[WHAT IS NEEDED] Lift out all lines below that contain "JSON".

___ EXERCISE INPUT

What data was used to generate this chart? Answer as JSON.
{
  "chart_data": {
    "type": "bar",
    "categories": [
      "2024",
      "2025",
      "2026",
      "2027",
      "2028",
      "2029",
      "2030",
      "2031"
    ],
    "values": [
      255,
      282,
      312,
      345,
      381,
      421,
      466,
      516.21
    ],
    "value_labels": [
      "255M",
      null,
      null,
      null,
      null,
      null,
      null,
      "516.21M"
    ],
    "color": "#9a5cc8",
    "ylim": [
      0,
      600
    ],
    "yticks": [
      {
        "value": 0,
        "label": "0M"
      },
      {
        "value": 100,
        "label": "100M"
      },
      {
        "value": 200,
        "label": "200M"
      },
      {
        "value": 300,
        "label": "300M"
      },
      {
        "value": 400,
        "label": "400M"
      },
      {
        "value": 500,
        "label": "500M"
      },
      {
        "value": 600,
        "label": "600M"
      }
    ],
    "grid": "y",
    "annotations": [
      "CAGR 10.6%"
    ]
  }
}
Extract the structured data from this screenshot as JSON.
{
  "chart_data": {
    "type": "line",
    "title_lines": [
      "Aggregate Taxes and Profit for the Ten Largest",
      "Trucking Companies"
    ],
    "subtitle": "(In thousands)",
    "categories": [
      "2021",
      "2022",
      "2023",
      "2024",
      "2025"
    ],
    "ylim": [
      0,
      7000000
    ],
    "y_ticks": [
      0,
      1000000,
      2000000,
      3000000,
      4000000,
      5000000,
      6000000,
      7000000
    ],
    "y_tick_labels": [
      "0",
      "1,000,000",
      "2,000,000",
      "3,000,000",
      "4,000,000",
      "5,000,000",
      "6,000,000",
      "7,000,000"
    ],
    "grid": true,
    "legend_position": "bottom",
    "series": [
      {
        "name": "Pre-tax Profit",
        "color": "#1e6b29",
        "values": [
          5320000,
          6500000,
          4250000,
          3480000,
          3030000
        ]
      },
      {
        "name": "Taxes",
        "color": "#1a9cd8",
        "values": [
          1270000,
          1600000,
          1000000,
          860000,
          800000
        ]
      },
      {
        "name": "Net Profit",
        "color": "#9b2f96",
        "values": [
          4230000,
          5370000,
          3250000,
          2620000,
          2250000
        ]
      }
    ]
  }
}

______

[FINAL RESULT]
What data was used to generate this chart? Answer as JSON.
Extract the structured data from this screenshot as JSON.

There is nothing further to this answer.